**Goal**
Look below and pull out each line with the word "Simulation".

# START OF Data provided

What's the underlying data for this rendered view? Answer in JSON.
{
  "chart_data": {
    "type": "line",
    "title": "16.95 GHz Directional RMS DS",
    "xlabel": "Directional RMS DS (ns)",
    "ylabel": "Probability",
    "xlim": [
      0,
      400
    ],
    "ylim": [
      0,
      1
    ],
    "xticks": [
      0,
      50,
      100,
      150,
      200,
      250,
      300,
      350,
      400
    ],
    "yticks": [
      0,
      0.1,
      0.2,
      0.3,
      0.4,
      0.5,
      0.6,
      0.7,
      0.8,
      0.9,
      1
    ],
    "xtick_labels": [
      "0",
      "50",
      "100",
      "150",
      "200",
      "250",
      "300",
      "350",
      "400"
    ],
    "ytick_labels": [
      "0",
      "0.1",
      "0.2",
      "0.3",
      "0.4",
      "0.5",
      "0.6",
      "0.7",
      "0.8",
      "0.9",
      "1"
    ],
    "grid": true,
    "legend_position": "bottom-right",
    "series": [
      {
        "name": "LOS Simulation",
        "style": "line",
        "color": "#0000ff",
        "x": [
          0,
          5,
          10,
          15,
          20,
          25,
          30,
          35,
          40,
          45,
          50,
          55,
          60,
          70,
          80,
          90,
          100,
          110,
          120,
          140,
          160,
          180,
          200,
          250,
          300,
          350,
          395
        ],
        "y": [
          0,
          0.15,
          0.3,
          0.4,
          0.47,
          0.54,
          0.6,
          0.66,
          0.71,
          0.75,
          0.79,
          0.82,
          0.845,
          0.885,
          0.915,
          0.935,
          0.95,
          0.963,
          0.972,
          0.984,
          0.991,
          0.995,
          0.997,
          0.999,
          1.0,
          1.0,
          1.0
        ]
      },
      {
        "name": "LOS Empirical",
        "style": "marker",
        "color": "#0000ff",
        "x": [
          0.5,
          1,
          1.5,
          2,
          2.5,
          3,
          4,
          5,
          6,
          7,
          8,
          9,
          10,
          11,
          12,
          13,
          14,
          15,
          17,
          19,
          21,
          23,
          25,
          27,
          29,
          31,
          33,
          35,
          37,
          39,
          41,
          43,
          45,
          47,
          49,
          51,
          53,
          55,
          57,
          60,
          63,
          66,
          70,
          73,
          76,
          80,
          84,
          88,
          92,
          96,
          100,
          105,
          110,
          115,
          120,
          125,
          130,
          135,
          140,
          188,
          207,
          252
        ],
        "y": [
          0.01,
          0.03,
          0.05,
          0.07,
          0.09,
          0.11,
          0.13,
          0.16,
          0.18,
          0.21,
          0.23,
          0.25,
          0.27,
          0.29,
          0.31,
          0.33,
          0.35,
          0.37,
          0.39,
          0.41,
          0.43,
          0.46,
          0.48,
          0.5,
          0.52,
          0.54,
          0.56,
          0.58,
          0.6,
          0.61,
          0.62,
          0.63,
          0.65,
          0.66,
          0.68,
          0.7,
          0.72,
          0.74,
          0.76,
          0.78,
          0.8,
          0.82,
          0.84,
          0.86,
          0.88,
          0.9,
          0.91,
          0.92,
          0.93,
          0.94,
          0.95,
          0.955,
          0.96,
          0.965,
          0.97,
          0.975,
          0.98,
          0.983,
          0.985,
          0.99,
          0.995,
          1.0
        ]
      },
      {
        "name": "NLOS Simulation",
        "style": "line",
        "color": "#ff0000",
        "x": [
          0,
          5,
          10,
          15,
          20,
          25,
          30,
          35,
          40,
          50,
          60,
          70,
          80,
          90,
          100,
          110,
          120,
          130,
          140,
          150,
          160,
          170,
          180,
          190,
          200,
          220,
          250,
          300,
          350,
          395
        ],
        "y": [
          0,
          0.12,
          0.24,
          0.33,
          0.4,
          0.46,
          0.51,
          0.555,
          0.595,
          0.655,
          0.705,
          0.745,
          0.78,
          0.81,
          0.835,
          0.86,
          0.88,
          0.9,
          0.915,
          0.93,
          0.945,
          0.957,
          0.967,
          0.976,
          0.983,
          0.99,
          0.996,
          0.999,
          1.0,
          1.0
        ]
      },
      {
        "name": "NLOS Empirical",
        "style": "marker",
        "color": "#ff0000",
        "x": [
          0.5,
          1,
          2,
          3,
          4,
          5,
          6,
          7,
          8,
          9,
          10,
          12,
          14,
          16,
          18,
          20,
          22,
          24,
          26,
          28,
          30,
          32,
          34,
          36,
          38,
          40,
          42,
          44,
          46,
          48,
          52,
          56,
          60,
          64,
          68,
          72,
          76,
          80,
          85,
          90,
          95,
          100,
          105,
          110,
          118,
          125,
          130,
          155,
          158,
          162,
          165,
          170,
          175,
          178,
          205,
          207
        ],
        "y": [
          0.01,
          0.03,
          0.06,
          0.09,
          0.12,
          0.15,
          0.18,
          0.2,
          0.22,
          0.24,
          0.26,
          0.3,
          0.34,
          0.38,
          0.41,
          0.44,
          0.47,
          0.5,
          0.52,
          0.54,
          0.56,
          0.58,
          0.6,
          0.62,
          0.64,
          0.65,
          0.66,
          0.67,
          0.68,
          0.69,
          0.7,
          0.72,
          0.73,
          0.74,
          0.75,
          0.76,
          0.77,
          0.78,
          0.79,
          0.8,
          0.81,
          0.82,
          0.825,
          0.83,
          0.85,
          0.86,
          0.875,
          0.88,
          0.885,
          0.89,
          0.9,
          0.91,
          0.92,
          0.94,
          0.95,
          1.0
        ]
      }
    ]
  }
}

# END OF Data provided

**Exercise response**
        "name": "LOS Simulation",
        "name": "NLOS Simulation",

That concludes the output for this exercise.